(Excerpts from a figure dataset)
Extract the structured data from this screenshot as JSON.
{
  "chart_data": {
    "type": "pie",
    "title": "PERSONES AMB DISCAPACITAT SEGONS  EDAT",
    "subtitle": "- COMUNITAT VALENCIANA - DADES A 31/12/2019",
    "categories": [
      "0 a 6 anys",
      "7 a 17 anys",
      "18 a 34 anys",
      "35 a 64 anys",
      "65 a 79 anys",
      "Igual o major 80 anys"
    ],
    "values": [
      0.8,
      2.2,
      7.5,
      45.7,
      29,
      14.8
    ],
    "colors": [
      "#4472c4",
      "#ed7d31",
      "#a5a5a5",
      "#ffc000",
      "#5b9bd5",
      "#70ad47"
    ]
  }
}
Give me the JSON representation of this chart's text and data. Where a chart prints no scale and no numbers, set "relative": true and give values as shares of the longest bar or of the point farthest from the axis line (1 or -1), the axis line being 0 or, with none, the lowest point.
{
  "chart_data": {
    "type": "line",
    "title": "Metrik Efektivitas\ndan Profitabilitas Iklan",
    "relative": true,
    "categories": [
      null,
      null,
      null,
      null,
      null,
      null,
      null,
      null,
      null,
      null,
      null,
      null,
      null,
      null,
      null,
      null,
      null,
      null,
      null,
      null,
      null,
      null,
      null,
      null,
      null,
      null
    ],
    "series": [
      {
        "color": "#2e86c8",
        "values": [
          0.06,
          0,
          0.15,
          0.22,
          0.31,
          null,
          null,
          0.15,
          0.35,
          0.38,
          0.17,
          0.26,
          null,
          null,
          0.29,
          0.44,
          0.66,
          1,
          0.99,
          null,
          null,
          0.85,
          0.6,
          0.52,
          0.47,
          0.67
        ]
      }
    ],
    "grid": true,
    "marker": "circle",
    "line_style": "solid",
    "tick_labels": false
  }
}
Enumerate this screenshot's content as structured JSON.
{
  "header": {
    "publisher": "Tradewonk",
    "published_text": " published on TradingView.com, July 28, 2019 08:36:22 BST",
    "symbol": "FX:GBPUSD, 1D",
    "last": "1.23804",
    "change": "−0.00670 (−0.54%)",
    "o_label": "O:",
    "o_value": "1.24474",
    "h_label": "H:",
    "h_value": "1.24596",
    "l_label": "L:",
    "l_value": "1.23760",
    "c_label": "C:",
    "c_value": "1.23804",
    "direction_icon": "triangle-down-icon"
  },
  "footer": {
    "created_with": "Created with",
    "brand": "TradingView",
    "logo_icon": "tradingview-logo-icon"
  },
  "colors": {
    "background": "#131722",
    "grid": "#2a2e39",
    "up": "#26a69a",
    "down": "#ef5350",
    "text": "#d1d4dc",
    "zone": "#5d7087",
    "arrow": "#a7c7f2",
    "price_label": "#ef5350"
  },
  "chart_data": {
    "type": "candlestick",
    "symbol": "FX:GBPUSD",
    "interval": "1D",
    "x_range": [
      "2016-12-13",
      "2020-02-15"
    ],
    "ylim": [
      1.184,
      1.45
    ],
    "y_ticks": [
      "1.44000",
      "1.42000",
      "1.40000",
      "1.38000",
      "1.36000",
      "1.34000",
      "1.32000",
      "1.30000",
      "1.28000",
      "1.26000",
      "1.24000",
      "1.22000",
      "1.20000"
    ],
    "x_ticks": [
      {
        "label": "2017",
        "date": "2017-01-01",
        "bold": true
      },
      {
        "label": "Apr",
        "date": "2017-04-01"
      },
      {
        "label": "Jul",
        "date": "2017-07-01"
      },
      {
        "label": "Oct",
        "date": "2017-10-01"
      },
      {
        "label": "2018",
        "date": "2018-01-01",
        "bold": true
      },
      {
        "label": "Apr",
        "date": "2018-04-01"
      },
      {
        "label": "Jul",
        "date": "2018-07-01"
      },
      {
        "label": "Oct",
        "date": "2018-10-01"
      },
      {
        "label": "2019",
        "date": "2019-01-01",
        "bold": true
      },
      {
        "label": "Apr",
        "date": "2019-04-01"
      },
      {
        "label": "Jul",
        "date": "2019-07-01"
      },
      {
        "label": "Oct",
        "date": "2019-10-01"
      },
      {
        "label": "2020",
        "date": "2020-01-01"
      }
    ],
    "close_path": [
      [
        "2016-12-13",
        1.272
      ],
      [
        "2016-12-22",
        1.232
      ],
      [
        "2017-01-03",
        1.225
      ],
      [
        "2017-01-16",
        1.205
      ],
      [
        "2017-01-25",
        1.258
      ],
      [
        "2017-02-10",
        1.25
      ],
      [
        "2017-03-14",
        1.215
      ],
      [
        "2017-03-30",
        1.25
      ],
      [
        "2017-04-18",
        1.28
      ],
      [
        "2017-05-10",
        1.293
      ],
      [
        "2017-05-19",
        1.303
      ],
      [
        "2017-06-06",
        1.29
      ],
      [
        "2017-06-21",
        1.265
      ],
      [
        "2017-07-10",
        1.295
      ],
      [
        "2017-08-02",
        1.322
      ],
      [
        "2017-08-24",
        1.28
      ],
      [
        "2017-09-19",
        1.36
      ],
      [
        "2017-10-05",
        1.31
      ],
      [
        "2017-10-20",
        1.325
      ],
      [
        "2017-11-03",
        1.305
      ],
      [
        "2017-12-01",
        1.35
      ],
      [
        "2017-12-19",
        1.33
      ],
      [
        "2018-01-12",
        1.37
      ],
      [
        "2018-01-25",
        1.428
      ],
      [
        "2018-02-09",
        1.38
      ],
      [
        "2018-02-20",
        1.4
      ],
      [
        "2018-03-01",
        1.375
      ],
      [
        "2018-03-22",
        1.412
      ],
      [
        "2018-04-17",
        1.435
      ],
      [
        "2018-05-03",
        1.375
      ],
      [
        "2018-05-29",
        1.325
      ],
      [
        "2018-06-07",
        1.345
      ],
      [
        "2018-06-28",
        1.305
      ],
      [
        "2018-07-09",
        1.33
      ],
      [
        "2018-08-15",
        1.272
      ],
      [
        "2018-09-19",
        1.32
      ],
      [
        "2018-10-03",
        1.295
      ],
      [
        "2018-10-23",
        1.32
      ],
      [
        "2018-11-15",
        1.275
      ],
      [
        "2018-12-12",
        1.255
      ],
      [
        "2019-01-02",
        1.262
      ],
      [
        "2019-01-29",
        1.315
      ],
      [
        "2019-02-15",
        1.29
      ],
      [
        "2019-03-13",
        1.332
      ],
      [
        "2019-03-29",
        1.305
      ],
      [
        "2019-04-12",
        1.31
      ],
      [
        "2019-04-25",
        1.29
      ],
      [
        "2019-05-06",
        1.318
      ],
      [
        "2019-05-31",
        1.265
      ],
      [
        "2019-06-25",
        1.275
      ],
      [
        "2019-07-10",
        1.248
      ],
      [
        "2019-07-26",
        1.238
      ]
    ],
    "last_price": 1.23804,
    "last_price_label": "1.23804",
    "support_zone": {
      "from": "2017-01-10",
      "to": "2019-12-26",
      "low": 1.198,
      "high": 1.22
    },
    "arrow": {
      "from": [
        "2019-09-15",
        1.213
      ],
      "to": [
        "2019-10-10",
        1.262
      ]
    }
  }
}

Exercise instructions | Transcribe the whole listing with nothing added or left out.

Solution to the problem |
Extract the structured data from this screenshot as JSON.
{
  "chart_data": {
    "type": "pie",
    "title": "PERSONES AMB DISCAPACITAT SEGONS  EDAT",
    "subtitle": "- COMUNITAT VALENCIANA - DADES A 31/12/2019",
    "categories": [
      "0 a 6 anys",
      "7 a 17 anys",
      "18 a 34 anys",
      "35 a 64 anys",
      "65 a 79 anys",
      "Igual o major 80 anys"
    ],
    "values": [
      0.8,
      2.2,
      7.5,
      45.7,
      29,
      14.8
    ],
    "colors": [
      "#4472c4",
      "#ed7d31",
      "#a5a5a5",
      "#ffc000",
      "#5b9bd5",
      "#70ad47"
    ]
  }
}
Give me the JSON representation of this chart's text and data. Where a chart prints no scale and no numbers, set "relative": true and give values as shares of the longest bar or of the point farthest from the axis line (1 or -1), the axis line being 0 or, with none, the lowest point.
{
  "chart_data": {
    "type": "line",
    "title": "Metrik Efektivitas\ndan Profitabilitas Iklan",
    "relative": true,
    "categories": [
      null,
      null,
      null,
      null,
      null,
      null,
      null,
      null,
      null,
      null,
      null,
      null,
      null,
      null,
      null,
      null,
      null,
      null,
      null,
      null,
      null,
      null,
      null,
      null,
      null,
      null
    ],
    "series": [
      {
        "color": "#2e86c8",
        "values": [
          0.06,
          0,
          0.15,
          0.22,
          0.31,
          null,
          null,
          0.15,
          0.35,
          0.38,
          0.17,
          0.26,
          null,
          null,
          0.29,
          0.44,
          0.66,
          1,
          0.99,
          null,
          null,
          0.85,
          0.6,
          0.52,
          0.47,
          0.67
        ]
      }
    ],
    "grid": true,
    "marker": "circle",
    "line_style": "solid",
    "tick_labels": false
  }
}
Enumerate this screenshot's content as structured JSON.
{
  "header": {
    "publisher": "Tradewonk",
    "published_text": " published on TradingView.com, July 28, 2019 08:36:22 BST",
    "symbol": "FX:GBPUSD, 1D",
    "last": "1.23804",
    "change": "−0.00670 (−0.54%)",
    "o_label": "O:",
    "o_value": "1.24474",
    "h_label": "H:",
    "h_value": "1.24596",
    "l_label": "L:",
    "l_value": "1.23760",
    "c_label": "C:",
    "c_value": "1.23804",
    "direction_icon": "triangle-down-icon"
  },
  "footer": {
    "created_with": "Created with",
    "brand": "TradingView",
    "logo_icon": "tradingview-logo-icon"
  },
  "colors": {
    "background": "#131722",
    "grid": "#2a2e39",
    "up": "#26a69a",
    "down": "#ef5350",
    "text": "#d1d4dc",
    "zone": "#5d7087",
    "arrow": "#a7c7f2",
    "price_label": "#ef5350"
  },
  "chart_data": {
    "type": "candlestick",
    "symbol": "FX:GBPUSD",
    "interval": "1D",
    "x_range": [
      "2016-12-13",
      "2020-02-15"
    ],
    "ylim": [
      1.184,
      1.45
    ],
    "y_ticks": [
      "1.44000",
      "1.42000",
      "1.40000",
      "1.38000",
      "1.36000",
      "1.34000",
      "1.32000",
      "1.30000",
      "1.28000",
      "1.26000",
      "1.24000",
      "1.22000",
      "1.20000"
    ],
    "x_ticks": [
      {
        "label": "2017",
        "date": "2017-01-01",
        "bold": true
      },
      {
        "label": "Apr",
        "date": "2017-04-01"
      },
      {
        "label": "Jul",
        "date": "2017-07-01"
      },
      {
        "label": "Oct",
        "date": "2017-10-01"
      },
      {
        "label": "2018",
        "date": "2018-01-01",
        "bold": true
      },
      {
        "label": "Apr",
        "date": "2018-04-01"
      },
      {
        "label": "Jul",
        "date": "2018-07-01"
      },
      {
        "label": "Oct",
        "date": "2018-10-01"
      },
      {
        "label": "2019",
        "date": "2019-01-01",
        "bold": true
      },
      {
        "label": "Apr",
        "date": "2019-04-01"
      },
      {
        "label": "Jul",
        "date": "2019-07-01"
      },
      {
        "label": "Oct",
        "date": "2019-10-01"
      },
      {
        "label": "2020",
        "date": "2020-01-01"
      }
    ],
    "close_path": [
      [
        "2016-12-13",
        1.272
      ],
      [
        "2016-12-22",
        1.232
      ],
      [
        "2017-01-03",
        1.225
      ],
      [
        "2017-01-16",
        1.205
      ],
      [
        "2017-01-25",
        1.258
      ],
      [
        "2017-02-10",
        1.25
      ],
      [
        "2017-03-14",
        1.215
      ],
      [
        "2017-03-30",
        1.25
      ],
      [
        "2017-04-18",
        1.28
      ],
      [
        "2017-05-10",
        1.293
      ],
      [
        "2017-05-19",
        1.303
      ],
      [
        "2017-06-06",
        1.29
      ],
      [
        "2017-06-21",
        1.265
      ],
      [
        "2017-07-10",
        1.295
      ],
      [
        "2017-08-02",
        1.322
      ],
      [
        "2017-08-24",
        1.28
      ],
      [
        "2017-09-19",
        1.36
      ],
      [
        "2017-10-05",
        1.31
      ],
      [
        "2017-10-20",
        1.325
      ],
      [
        "2017-11-03",
        1.305
      ],
      [
        "2017-12-01",
        1.35
      ],
      [
        "2017-12-19",
        1.33
      ],
      [
        "2018-01-12",
        1.37
      ],
      [
        "2018-01-25",
        1.428
      ],
      [
        "2018-02-09",
        1.38
      ],
      [
        "2018-02-20",
        1.4
      ],
      [
        "2018-03-01",
        1.375
      ],
      [
        "2018-03-22",
        1.412
      ],
      [
        "2018-04-17",
        1.435
      ],
      [
        "2018-05-03",
        1.375
      ],
      [
        "2018-05-29",
        1.325
      ],
      [
        "2018-06-07",
        1.345
      ],
      [
        "2018-06-28",
        1.305
      ],
      [
        "2018-07-09",
        1.33
      ],
      [
        "2018-08-15",
        1.272
      ],
      [
        "2018-09-19",
        1.32
      ],
      [
        "2018-10-03",
        1.295
      ],
      [
        "2018-10-23",
        1.32
      ],
      [
        "2018-11-15",
        1.275
      ],
      [
        "2018-12-12",
        1.255
      ],
      [
        "2019-01-02",
        1.262
      ],
      [
        "2019-01-29",
        1.315
      ],
      [
        "2019-02-15",
        1.29
      ],
      [
        "2019-03-13",
        1.332
      ],
      [
        "2019-03-29",
        1.305
      ],
      [
        "2019-04-12",
        1.31
      ],
      [
        "2019-04-25",
        1.29
      ],
      [
        "2019-05-06",
        1.318
      ],
      [
        "2019-05-31",
        1.265
      ],
      [
        "2019-06-25",
        1.275
      ],
      [
        "2019-07-10",
        1.248
      ],
      [
        "2019-07-26",
        1.238
      ]
    ],
    "last_price": 1.23804,
    "last_price_label": "1.23804",
    "support_zone": {
      "from": "2017-01-10",
      "to": "2019-12-26",
      "low": 1.198,
      "high": 1.22
    },
    "arrow": {
      "from": [
        "2019-09-15",
        1.213
      ],
      "to": [
        "2019-10-10",
        1.262
      ]
    }
  }
}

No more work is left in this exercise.